(Figure content listings)
######

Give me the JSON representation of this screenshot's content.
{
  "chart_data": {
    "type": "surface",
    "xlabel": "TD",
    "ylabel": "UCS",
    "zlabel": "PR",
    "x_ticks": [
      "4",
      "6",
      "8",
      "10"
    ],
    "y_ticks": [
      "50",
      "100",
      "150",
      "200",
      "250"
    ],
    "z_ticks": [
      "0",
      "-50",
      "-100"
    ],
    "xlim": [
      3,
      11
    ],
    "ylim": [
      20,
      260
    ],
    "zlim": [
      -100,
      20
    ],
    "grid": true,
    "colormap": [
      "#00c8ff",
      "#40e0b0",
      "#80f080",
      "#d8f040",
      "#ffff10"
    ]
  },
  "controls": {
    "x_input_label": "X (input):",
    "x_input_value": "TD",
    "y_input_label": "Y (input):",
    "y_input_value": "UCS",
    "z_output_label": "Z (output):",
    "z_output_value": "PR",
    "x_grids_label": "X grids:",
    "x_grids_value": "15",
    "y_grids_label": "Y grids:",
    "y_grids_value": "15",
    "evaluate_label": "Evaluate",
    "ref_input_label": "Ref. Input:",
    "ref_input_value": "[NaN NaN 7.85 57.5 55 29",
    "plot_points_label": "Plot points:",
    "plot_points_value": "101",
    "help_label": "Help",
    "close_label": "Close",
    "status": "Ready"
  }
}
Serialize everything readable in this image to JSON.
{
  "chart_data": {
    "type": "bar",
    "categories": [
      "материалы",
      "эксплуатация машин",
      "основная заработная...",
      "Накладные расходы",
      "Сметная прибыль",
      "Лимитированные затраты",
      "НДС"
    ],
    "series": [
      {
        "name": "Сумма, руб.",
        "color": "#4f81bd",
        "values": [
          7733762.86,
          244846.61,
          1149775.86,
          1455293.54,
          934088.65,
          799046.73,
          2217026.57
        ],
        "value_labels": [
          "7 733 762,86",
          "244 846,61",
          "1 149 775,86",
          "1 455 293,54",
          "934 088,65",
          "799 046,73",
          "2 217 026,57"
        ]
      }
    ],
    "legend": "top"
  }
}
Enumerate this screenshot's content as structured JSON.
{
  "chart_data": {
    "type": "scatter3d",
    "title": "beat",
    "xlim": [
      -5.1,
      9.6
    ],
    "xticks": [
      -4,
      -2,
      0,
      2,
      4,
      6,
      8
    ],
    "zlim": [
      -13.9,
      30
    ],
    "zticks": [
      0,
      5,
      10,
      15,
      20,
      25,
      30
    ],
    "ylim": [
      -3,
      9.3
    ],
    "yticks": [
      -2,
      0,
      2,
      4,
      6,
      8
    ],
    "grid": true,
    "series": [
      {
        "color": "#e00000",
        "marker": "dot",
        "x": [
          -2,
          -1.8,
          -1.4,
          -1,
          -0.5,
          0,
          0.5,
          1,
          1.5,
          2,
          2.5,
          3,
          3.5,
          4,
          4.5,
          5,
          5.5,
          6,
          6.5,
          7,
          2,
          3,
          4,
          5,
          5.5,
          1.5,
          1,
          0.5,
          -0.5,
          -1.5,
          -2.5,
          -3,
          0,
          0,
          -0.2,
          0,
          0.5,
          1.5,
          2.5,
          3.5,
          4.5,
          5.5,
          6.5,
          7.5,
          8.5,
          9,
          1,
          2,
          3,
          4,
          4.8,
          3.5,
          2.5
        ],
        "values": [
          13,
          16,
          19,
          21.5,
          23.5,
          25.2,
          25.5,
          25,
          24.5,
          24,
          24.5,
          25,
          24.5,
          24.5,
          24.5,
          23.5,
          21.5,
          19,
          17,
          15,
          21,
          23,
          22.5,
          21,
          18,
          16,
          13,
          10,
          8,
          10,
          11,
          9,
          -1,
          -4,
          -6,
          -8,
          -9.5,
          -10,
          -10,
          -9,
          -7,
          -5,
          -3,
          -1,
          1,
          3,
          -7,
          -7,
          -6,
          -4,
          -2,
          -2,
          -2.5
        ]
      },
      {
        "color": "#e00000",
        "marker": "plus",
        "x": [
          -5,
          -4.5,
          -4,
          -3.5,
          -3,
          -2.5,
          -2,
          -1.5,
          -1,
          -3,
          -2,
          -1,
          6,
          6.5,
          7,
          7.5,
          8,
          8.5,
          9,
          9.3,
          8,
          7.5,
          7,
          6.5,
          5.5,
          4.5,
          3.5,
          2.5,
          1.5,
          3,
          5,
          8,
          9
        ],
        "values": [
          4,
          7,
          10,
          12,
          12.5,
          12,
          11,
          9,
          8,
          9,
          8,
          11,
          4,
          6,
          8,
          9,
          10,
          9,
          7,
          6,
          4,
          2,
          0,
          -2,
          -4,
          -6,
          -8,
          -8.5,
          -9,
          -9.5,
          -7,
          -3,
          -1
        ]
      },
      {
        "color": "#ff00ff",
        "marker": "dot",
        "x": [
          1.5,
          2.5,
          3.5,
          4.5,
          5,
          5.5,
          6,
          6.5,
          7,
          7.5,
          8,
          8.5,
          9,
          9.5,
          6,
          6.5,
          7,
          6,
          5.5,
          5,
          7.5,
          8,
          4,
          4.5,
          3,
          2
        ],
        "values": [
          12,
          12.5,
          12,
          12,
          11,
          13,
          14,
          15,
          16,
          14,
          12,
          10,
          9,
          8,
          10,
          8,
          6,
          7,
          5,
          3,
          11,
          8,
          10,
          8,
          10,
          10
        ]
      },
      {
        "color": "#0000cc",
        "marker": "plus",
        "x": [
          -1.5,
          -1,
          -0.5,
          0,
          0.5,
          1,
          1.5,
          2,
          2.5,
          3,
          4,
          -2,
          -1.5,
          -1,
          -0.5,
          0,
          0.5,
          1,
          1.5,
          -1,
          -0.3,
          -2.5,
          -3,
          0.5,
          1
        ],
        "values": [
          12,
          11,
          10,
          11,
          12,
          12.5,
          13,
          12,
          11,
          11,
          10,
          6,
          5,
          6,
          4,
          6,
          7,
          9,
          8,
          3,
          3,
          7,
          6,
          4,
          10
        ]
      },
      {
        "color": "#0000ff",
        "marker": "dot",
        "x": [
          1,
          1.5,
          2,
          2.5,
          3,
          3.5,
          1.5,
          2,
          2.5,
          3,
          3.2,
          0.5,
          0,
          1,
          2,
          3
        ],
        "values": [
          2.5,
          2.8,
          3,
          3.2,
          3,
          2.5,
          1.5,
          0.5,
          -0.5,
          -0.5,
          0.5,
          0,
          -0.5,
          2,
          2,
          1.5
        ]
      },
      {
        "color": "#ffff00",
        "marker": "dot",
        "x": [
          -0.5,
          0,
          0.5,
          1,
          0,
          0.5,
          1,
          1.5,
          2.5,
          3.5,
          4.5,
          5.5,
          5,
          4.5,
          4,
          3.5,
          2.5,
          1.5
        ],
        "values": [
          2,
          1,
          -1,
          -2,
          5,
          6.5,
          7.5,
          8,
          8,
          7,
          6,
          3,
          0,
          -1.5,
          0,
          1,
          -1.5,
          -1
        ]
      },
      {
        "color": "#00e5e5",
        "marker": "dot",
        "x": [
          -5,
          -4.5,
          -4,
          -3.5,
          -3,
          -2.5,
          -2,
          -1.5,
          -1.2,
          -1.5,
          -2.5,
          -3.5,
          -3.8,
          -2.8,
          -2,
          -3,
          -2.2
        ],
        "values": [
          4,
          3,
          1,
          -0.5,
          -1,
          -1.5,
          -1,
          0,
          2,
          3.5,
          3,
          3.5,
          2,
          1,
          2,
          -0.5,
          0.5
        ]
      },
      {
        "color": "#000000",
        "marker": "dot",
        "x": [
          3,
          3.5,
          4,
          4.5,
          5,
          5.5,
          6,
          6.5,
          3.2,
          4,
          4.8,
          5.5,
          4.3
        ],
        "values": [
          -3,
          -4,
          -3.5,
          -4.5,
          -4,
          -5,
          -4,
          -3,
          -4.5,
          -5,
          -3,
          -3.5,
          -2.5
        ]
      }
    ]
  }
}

######

- **The exercise**:
Show the lines of the material that contain the word "JSON".

- **Solution to this task**:
Give me the JSON representation of this screenshot's content.
Serialize everything readable in this image to JSON.
Enumerate this screenshot's content as structured JSON.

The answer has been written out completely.